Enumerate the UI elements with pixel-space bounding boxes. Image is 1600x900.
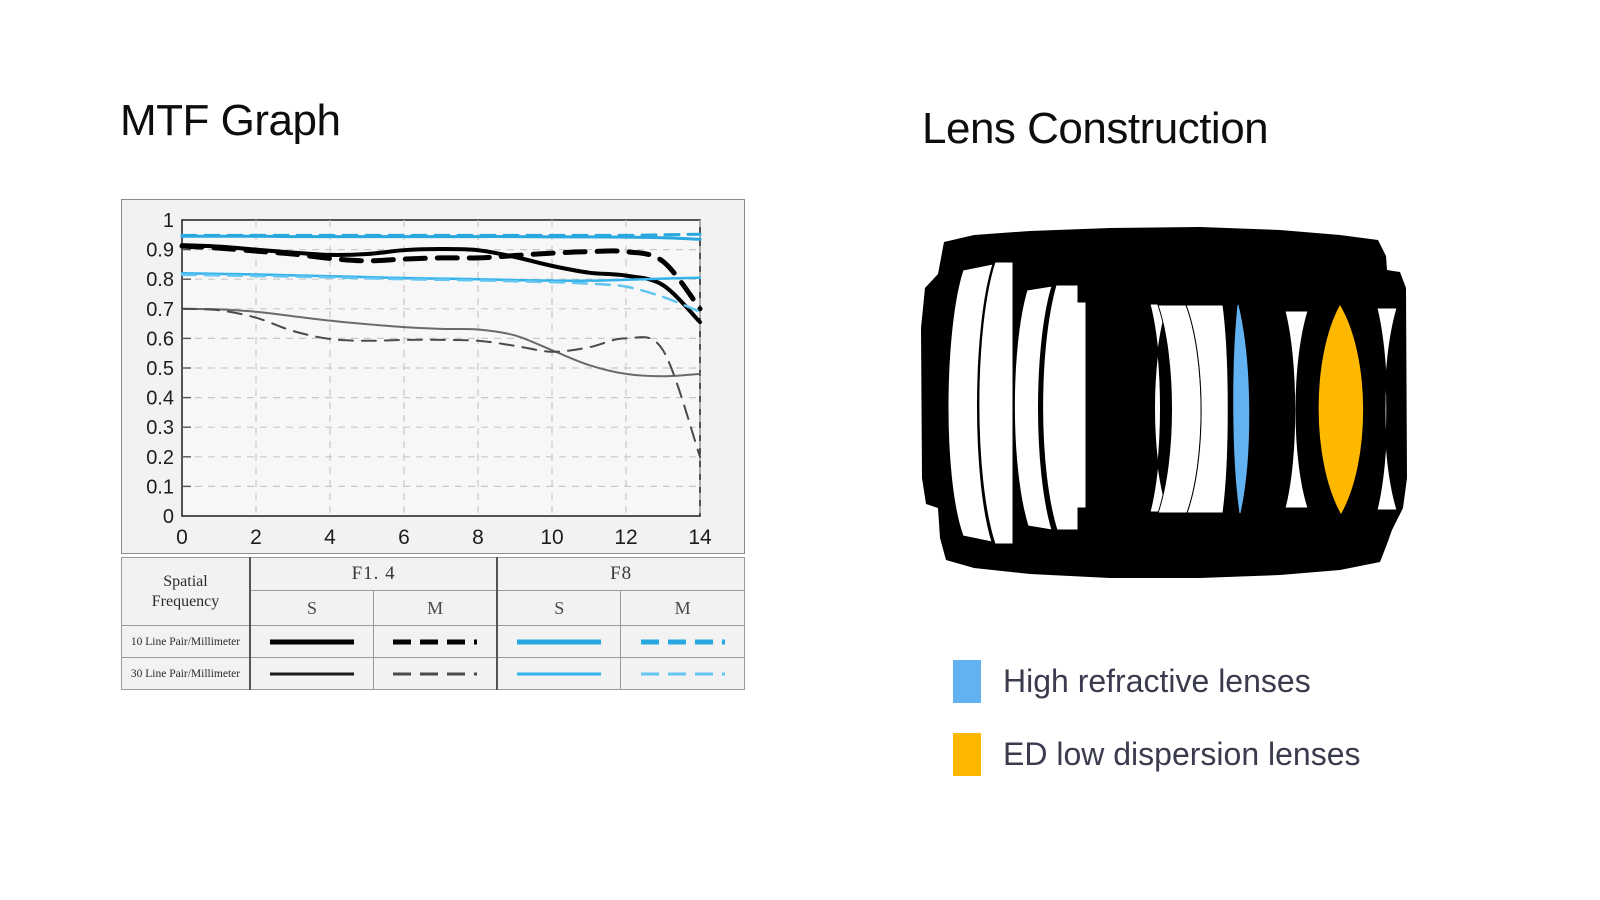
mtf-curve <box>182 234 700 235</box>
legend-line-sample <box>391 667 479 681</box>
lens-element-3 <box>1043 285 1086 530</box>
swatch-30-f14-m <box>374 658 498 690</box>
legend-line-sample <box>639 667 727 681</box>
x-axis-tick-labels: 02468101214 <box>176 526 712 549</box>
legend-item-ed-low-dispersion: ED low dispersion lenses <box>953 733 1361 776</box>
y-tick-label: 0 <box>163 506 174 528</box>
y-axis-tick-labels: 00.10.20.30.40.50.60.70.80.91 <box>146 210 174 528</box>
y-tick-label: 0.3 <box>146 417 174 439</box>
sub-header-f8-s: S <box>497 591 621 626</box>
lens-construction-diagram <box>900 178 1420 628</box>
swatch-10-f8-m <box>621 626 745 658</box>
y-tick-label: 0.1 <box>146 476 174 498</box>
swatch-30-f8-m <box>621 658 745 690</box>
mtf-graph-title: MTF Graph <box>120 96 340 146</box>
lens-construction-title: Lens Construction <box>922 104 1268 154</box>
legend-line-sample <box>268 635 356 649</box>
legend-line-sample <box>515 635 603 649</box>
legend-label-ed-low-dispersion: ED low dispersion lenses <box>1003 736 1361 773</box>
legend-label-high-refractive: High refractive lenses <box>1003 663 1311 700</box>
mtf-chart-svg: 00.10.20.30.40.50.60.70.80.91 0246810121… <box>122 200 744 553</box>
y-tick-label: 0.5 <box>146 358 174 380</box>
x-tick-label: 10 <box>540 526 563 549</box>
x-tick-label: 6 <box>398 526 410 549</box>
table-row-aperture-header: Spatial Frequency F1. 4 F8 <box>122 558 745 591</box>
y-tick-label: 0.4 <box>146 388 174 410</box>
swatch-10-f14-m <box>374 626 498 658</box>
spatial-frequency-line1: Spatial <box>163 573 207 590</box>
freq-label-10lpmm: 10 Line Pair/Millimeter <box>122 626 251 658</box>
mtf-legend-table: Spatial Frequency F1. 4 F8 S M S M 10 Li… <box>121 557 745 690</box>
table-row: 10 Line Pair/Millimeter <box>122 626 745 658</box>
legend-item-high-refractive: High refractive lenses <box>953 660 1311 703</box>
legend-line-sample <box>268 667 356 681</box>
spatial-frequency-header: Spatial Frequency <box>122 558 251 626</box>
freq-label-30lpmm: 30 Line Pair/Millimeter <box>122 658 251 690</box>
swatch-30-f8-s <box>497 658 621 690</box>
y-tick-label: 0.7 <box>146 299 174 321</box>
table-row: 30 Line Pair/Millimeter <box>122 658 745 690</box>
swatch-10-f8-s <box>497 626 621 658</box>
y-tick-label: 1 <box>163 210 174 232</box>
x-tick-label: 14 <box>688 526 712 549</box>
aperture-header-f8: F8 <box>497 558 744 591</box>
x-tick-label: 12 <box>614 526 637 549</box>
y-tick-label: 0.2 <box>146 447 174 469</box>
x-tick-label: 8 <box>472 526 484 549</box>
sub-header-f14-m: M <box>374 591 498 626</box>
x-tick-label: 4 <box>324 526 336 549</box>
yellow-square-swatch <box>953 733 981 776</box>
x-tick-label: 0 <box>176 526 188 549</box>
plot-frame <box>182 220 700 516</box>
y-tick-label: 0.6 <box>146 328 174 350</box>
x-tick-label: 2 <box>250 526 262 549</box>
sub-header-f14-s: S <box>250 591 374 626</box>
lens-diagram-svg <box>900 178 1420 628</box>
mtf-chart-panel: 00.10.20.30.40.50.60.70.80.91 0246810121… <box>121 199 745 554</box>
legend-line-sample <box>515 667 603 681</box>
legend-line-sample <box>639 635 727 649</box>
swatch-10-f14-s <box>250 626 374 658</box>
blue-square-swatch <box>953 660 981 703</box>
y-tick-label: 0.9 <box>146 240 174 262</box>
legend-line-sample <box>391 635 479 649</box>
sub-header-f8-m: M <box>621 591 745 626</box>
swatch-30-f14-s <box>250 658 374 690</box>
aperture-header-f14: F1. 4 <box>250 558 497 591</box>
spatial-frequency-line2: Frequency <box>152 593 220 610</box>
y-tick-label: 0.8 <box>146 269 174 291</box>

++++++

— SHORT PROBLEM —
Can you write out all the rows above again, with "legend-line-sample" changed to "legend-stroke-sample" wherever it occurs and nothing else altered? Omit the pictures.

— EXERCISE SOLUTION —
Enumerate the UI elements with pixel-space bounding boxes. Image is 1600x900.
mtf-curve <box>182 234 700 235</box>
legend-stroke-sample <box>391 667 479 681</box>
lens-element-3 <box>1043 285 1086 530</box>
swatch-30-f14-m <box>374 658 498 690</box>
legend-stroke-sample <box>639 667 727 681</box>
x-axis-tick-labels: 02468101214 <box>176 526 712 549</box>
legend-item-ed-low-dispersion: ED low dispersion lenses <box>953 733 1361 776</box>
y-tick-label: 0 <box>163 506 174 528</box>
y-axis-tick-labels: 00.10.20.30.40.50.60.70.80.91 <box>146 210 174 528</box>
y-tick-label: 0.3 <box>146 417 174 439</box>
sub-header-f8-s: S <box>497 591 621 626</box>
lens-construction-diagram <box>900 178 1420 628</box>
swatch-10-f8-m <box>621 626 745 658</box>
y-tick-label: 0.1 <box>146 476 174 498</box>
swatch-30-f8-m <box>621 658 745 690</box>
mtf-graph-title: MTF Graph <box>120 96 340 146</box>
lens-construction-title: Lens Construction <box>922 104 1268 154</box>
legend-stroke-sample <box>268 635 356 649</box>
legend-stroke-sample <box>515 635 603 649</box>
legend-label-ed-low-dispersion: ED low dispersion lenses <box>1003 736 1361 773</box>
legend-label-high-refractive: High refractive lenses <box>1003 663 1311 700</box>
mtf-chart-svg: 00.10.20.30.40.50.60.70.80.91 0246810121… <box>122 200 744 553</box>
y-tick-label: 0.5 <box>146 358 174 380</box>
x-tick-label: 10 <box>540 526 563 549</box>
x-tick-label: 6 <box>398 526 410 549</box>
table-row-aperture-header: Spatial Frequency F1. 4 F8 <box>122 558 745 591</box>
y-tick-label: 0.4 <box>146 388 174 410</box>
swatch-10-f14-m <box>374 626 498 658</box>
spatial-frequency-line1: Spatial <box>163 573 207 590</box>
freq-label-10lpmm: 10 Line Pair/Millimeter <box>122 626 251 658</box>
mtf-legend-table: Spatial Frequency F1. 4 F8 S M S M 10 Li… <box>121 557 745 690</box>
table-row: 10 Line Pair/Millimeter <box>122 626 745 658</box>
legend-item-high-refractive: High refractive lenses <box>953 660 1311 703</box>
legend-stroke-sample <box>268 667 356 681</box>
spatial-frequency-header: Spatial Frequency <box>122 558 251 626</box>
freq-label-30lpmm: 30 Line Pair/Millimeter <box>122 658 251 690</box>
swatch-30-f8-s <box>497 658 621 690</box>
y-tick-label: 0.7 <box>146 299 174 321</box>
table-row: 30 Line Pair/Millimeter <box>122 658 745 690</box>
swatch-10-f8-s <box>497 626 621 658</box>
y-tick-label: 1 <box>163 210 174 232</box>
x-tick-label: 14 <box>688 526 712 549</box>
aperture-header-f8: F8 <box>497 558 744 591</box>
x-tick-label: 12 <box>614 526 637 549</box>
y-tick-label: 0.2 <box>146 447 174 469</box>
x-tick-label: 8 <box>472 526 484 549</box>
sub-header-f14-m: M <box>374 591 498 626</box>
x-tick-label: 4 <box>324 526 336 549</box>
yellow-square-swatch <box>953 733 981 776</box>
x-tick-label: 0 <box>176 526 188 549</box>
plot-frame <box>182 220 700 516</box>
y-tick-label: 0.6 <box>146 328 174 350</box>
x-tick-label: 2 <box>250 526 262 549</box>
sub-header-f14-s: S <box>250 591 374 626</box>
lens-diagram-svg <box>900 178 1420 628</box>
mtf-chart-panel: 00.10.20.30.40.50.60.70.80.91 0246810121… <box>121 199 745 554</box>
legend-stroke-sample <box>515 667 603 681</box>
legend-stroke-sample <box>639 635 727 649</box>
swatch-10-f14-s <box>250 626 374 658</box>
blue-square-swatch <box>953 660 981 703</box>
y-tick-label: 0.9 <box>146 240 174 262</box>
legend-stroke-sample <box>391 635 479 649</box>
sub-header-f8-m: M <box>621 591 745 626</box>
swatch-30-f14-s <box>250 658 374 690</box>
aperture-header-f14: F1. 4 <box>250 558 497 591</box>
spatial-frequency-line2: Frequency <box>152 593 220 610</box>
y-tick-label: 0.8 <box>146 269 174 291</box>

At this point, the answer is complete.